──────── Extracted entries
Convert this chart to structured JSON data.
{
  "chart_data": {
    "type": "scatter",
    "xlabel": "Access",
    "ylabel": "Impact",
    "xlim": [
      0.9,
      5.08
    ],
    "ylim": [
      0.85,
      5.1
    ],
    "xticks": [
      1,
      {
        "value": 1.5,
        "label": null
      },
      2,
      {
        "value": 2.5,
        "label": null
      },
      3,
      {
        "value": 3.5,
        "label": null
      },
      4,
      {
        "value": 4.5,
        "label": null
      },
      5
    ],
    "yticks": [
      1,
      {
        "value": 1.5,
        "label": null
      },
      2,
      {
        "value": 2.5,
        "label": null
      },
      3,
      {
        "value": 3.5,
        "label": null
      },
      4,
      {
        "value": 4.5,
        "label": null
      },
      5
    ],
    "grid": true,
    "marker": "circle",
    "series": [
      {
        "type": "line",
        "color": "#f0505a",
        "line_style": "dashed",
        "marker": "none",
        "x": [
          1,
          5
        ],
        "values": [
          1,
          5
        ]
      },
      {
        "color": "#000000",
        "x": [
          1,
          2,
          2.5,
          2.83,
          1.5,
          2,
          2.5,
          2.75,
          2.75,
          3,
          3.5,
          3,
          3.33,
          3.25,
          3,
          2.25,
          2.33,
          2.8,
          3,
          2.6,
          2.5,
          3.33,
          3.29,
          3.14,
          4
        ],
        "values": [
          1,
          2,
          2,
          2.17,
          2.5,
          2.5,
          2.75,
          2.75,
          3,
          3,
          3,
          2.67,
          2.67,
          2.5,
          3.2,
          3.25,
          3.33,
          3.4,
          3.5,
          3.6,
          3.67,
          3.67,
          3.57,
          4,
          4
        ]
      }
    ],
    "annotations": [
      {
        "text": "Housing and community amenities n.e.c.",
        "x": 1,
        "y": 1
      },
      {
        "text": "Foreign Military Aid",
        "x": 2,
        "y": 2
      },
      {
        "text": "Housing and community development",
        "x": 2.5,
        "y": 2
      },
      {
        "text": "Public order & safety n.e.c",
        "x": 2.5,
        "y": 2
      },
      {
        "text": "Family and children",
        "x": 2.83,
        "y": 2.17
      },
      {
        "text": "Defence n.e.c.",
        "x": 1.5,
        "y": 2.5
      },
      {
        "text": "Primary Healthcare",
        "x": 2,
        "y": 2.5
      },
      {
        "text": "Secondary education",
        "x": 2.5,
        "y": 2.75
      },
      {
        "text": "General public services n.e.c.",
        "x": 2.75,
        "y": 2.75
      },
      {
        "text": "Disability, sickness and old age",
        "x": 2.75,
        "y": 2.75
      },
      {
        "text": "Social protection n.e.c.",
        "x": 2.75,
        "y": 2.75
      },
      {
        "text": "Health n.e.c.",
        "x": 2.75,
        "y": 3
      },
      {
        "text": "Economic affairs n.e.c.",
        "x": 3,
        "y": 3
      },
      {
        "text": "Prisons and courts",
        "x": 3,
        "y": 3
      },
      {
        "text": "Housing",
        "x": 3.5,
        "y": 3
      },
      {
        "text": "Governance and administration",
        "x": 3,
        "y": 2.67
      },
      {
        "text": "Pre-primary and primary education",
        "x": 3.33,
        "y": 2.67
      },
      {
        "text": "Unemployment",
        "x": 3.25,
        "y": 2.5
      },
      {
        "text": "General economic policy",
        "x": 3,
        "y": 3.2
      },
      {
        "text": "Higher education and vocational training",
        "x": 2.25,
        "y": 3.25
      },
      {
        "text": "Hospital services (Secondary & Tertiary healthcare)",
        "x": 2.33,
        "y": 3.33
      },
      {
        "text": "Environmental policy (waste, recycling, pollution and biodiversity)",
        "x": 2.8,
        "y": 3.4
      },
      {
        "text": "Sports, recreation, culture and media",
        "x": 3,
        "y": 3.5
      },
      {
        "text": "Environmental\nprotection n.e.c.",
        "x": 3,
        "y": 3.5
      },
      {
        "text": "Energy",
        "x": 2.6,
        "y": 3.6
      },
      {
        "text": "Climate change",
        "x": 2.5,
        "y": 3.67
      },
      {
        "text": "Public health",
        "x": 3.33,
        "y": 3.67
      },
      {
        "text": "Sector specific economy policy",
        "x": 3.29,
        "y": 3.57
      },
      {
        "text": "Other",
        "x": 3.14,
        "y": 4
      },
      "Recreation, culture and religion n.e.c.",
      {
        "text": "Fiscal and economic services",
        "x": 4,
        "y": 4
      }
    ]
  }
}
────────────────
- What the task asks -
Repeat the material word for word, in full.

- Output for this task -
Convert this chart to structured JSON data.
{
  "chart_data": {
    "type": "scatter",
    "xlabel": "Access",
    "ylabel": "Impact",
    "xlim": [
      0.9,
      5.08
    ],
    "ylim": [
      0.85,
      5.1
    ],
    "xticks": [
      1,
      {
        "value": 1.5,
        "label": null
      },
      2,
      {
        "value": 2.5,
        "label": null
      },
      3,
      {
        "value": 3.5,
        "label": null
      },
      4,
      {
        "value": 4.5,
        "label": null
      },
      5
    ],
    "yticks": [
      1,
      {
        "value": 1.5,
        "label": null
      },
      2,
      {
        "value": 2.5,
        "label": null
      },
      3,
      {
        "value": 3.5,
        "label": null
      },
      4,
      {
        "value": 4.5,
        "label": null
      },
      5
    ],
    "grid": true,
    "marker": "circle",
    "series": [
      {
        "type": "line",
        "color": "#f0505a",
        "line_style": "dashed",
        "marker": "none",
        "x": [
          1,
          5
        ],
        "values": [
          1,
          5
        ]
      },
      {
        "color": "#000000",
        "x": [
          1,
          2,
          2.5,
          2.83,
          1.5,
          2,
          2.5,
          2.75,
          2.75,
          3,
          3.5,
          3,
          3.33,
          3.25,
          3,
          2.25,
          2.33,
          2.8,
          3,
          2.6,
          2.5,
          3.33,
          3.29,
          3.14,
          4
        ],
        "values": [
          1,
          2,
          2,
          2.17,
          2.5,
          2.5,
          2.75,
          2.75,
          3,
          3,
          3,
          2.67,
          2.67,
          2.5,
          3.2,
          3.25,
          3.33,
          3.4,
          3.5,
          3.6,
          3.67,
          3.67,
          3.57,
          4,
          4
        ]
      }
    ],
    "annotations": [
      {
        "text": "Housing and community amenities n.e.c.",
        "x": 1,
        "y": 1
      },
      {
        "text": "Foreign Military Aid",
        "x": 2,
        "y": 2
      },
      {
        "text": "Housing and community development",
        "x": 2.5,
        "y": 2
      },
      {
        "text": "Public order & safety n.e.c",
        "x": 2.5,
        "y": 2
      },
      {
        "text": "Family and children",
        "x": 2.83,
        "y": 2.17
      },
      {
        "text": "Defence n.e.c.",
        "x": 1.5,
        "y": 2.5
      },
      {
        "text": "Primary Healthcare",
        "x": 2,
        "y": 2.5
      },
      {
        "text": "Secondary education",
        "x": 2.5,
        "y": 2.75
      },
      {
        "text": "General public services n.e.c.",
        "x": 2.75,
        "y": 2.75
      },
      {
        "text": "Disability, sickness and old age",
        "x": 2.75,
        "y": 2.75
      },
      {
        "text": "Social protection n.e.c.",
        "x": 2.75,
        "y": 2.75
      },
      {
        "text": "Health n.e.c.",
        "x": 2.75,
        "y": 3
      },
      {
        "text": "Economic affairs n.e.c.",
        "x": 3,
        "y": 3
      },
      {
        "text": "Prisons and courts",
        "x": 3,
        "y": 3
      },
      {
        "text": "Housing",
        "x": 3.5,
        "y": 3
      },
      {
        "text": "Governance and administration",
        "x": 3,
        "y": 2.67
      },
      {
        "text": "Pre-primary and primary education",
        "x": 3.33,
        "y": 2.67
      },
      {
        "text": "Unemployment",
        "x": 3.25,
        "y": 2.5
      },
      {
        "text": "General economic policy",
        "x": 3,
        "y": 3.2
      },
      {
        "text": "Higher education and vocational training",
        "x": 2.25,
        "y": 3.25
      },
      {
        "text": "Hospital services (Secondary & Tertiary healthcare)",
        "x": 2.33,
        "y": 3.33
      },
      {
        "text": "Environmental policy (waste, recycling, pollution and biodiversity)",
        "x": 2.8,
        "y": 3.4
      },
      {
        "text": "Sports, recreation, culture and media",
        "x": 3,
        "y": 3.5
      },
      {
        "text": "Environmental\nprotection n.e.c.",
        "x": 3,
        "y": 3.5
      },
      {
        "text": "Energy",
        "x": 2.6,
        "y": 3.6
      },
      {
        "text": "Climate change",
        "x": 2.5,
        "y": 3.67
      },
      {
        "text": "Public health",
        "x": 3.33,
        "y": 3.67
      },
      {
        "text": "Sector specific economy policy",
        "x": 3.29,
        "y": 3.57
      },
      {
        "text": "Other",
        "x": 3.14,
        "y": 4
      },
      "Recreation, culture and religion n.e.c.",
      {
        "text": "Fiscal and economic services",
        "x": 4,
        "y": 4
      }
    ]
  }
}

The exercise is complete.